Pull out every line below holding the word "مانند".

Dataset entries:

• • • • • • •

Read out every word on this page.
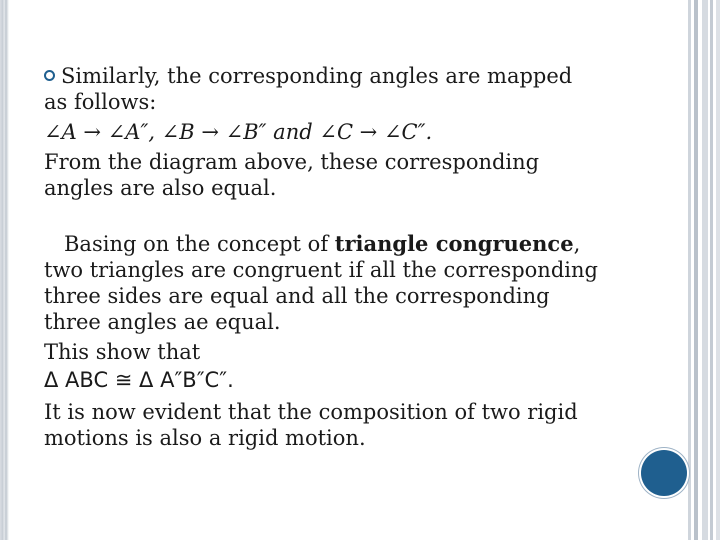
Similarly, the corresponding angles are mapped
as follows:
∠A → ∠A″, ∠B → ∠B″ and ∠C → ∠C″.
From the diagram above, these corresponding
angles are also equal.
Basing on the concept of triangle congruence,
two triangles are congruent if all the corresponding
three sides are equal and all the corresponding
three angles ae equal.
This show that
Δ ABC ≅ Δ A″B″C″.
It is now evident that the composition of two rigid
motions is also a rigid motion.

• • • • • • •

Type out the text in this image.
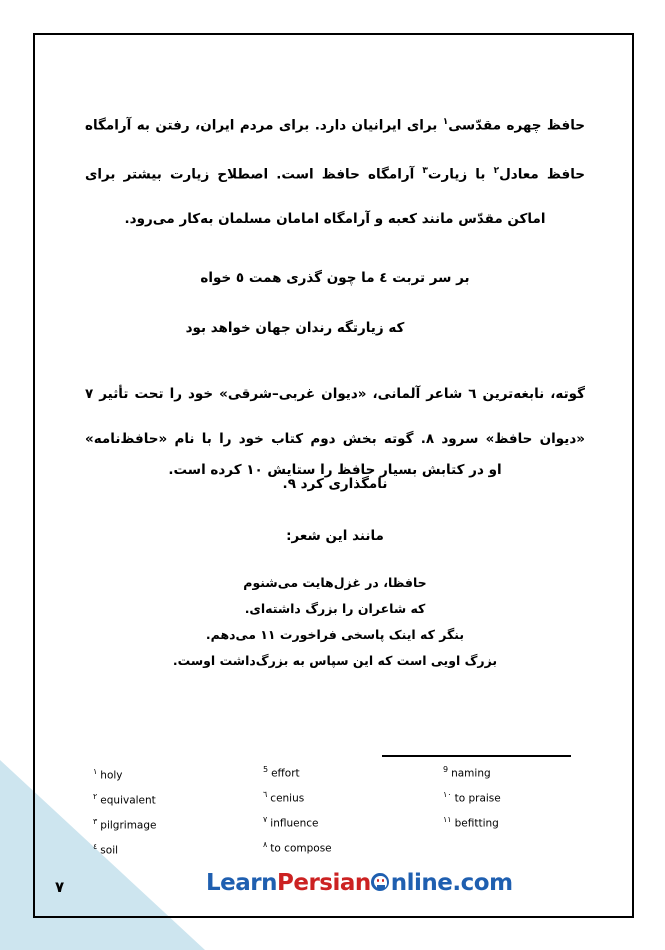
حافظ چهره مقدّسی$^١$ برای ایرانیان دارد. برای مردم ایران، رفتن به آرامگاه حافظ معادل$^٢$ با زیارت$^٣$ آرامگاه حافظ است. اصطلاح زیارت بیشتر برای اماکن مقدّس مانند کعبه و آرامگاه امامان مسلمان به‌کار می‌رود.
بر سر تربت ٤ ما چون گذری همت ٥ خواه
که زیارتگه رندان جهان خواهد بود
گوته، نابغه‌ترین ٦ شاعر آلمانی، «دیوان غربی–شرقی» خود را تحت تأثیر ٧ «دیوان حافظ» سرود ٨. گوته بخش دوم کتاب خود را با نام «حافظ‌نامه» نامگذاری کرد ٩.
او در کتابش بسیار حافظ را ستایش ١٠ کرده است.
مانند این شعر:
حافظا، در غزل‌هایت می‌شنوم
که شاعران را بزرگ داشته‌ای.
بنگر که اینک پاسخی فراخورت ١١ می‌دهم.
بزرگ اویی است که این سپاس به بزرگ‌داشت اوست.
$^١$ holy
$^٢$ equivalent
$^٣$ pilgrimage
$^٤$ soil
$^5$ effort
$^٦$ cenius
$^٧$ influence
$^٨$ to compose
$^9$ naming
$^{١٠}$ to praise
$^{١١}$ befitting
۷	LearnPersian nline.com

• • • • • • •

Exercise answer:
حافظ چهره مقدّسی$^١$ برای ایرانیان دارد. برای مردم ایران، رفتن به آرامگاه حافظ معادل$^٢$ با زیارت$^٣$ آرامگاه حافظ است. اصطلاح زیارت بیشتر برای اماکن مقدّس مانند کعبه و آرامگاه امامان مسلمان به‌کار می‌رود.
مانند این شعر:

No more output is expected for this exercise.